• WHAT YOU HAVE TO DO: Go through the records and give each one again exactly.

(Collected data)
========

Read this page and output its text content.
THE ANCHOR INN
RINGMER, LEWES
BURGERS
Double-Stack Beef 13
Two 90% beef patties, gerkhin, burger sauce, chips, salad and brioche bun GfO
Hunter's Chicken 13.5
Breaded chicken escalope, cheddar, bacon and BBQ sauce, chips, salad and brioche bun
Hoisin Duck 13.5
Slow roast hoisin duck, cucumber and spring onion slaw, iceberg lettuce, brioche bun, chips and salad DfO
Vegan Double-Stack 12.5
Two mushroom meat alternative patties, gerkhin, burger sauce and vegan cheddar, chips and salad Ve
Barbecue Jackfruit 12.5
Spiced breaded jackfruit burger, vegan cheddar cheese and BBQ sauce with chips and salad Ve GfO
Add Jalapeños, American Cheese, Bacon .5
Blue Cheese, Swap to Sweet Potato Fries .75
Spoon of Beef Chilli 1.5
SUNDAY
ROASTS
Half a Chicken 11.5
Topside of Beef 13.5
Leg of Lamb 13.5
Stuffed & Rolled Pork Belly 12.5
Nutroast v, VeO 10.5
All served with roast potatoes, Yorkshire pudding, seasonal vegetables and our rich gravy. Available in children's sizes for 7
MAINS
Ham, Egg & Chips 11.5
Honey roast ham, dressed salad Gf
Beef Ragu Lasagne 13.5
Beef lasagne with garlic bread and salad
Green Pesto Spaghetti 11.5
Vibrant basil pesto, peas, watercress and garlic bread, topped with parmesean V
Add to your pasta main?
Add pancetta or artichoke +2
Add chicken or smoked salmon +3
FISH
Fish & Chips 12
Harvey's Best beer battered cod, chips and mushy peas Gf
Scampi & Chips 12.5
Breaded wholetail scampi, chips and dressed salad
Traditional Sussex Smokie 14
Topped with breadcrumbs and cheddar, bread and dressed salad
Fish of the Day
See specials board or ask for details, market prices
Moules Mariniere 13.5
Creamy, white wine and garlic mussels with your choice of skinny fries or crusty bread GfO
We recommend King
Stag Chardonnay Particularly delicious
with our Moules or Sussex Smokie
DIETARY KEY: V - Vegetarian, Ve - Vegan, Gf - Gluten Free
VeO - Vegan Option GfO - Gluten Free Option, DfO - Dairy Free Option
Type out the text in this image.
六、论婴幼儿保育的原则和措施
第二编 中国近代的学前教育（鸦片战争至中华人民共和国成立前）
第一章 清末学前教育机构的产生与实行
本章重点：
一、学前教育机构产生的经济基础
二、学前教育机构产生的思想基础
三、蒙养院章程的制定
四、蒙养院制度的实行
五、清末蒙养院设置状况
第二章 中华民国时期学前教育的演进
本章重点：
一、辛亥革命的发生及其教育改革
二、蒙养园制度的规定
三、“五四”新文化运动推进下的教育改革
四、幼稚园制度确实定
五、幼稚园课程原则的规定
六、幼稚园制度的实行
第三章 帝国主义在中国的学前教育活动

========

• RESPONSE TO THE EXERCISE:
Read this page and output its text content.
THE ANCHOR INN
RINGMER, LEWES
BURGERS
Double-Stack Beef 13
Two 90% beef patties, gerkhin, burger sauce, chips, salad and brioche bun GfO
Hunter's Chicken 13.5
Breaded chicken escalope, cheddar, bacon and BBQ sauce, chips, salad and brioche bun
Hoisin Duck 13.5
Slow roast hoisin duck, cucumber and spring onion slaw, iceberg lettuce, brioche bun, chips and salad DfO
Vegan Double-Stack 12.5
Two mushroom meat alternative patties, gerkhin, burger sauce and vegan cheddar, chips and salad Ve
Barbecue Jackfruit 12.5
Spiced breaded jackfruit burger, vegan cheddar cheese and BBQ sauce with chips and salad Ve GfO
Add Jalapeños, American Cheese, Bacon .5
Blue Cheese, Swap to Sweet Potato Fries .75
Spoon of Beef Chilli 1.5
SUNDAY
ROASTS
Half a Chicken 11.5
Topside of Beef 13.5
Leg of Lamb 13.5
Stuffed & Rolled Pork Belly 12.5
Nutroast v, VeO 10.5
All served with roast potatoes, Yorkshire pudding, seasonal vegetables and our rich gravy. Available in children's sizes for 7
MAINS
Ham, Egg & Chips 11.5
Honey roast ham, dressed salad Gf
Beef Ragu Lasagne 13.5
Beef lasagne with garlic bread and salad
Green Pesto Spaghetti 11.5
Vibrant basil pesto, peas, watercress and garlic bread, topped with parmesean V
Add to your pasta main?
Add pancetta or artichoke +2
Add chicken or smoked salmon +3
FISH
Fish & Chips 12
Harvey's Best beer battered cod, chips and mushy peas Gf
Scampi & Chips 12.5
Breaded wholetail scampi, chips and dressed salad
Traditional Sussex Smokie 14
Topped with breadcrumbs and cheddar, bread and dressed salad
Fish of the Day
See specials board or ask for details, market prices
Moules Mariniere 13.5
Creamy, white wine and garlic mussels with your choice of skinny fries or crusty bread GfO
We recommend King
Stag Chardonnay Particularly delicious
with our Moules or Sussex Smokie
DIETARY KEY: V - Vegetarian, Ve - Vegan, Gf - Gluten Free
VeO - Vegan Option GfO - Gluten Free Option, DfO - Dairy Free Option
Type out the text in this image.
六、论婴幼儿保育的原则和措施
第二编 中国近代的学前教育（鸦片战争至中华人民共和国成立前）
第一章 清末学前教育机构的产生与实行
本章重点：
一、学前教育机构产生的经济基础
二、学前教育机构产生的思想基础
三、蒙养院章程的制定
四、蒙养院制度的实行
五、清末蒙养院设置状况
第二章 中华民国时期学前教育的演进
本章重点：
一、辛亥革命的发生及其教育改革
二、蒙养园制度的规定
三、“五四”新文化运动推进下的教育改革
四、幼稚园制度确实定
五、幼稚园课程原则的规定
六、幼稚园制度的实行
第三章 帝国主义在中国的学前教育活动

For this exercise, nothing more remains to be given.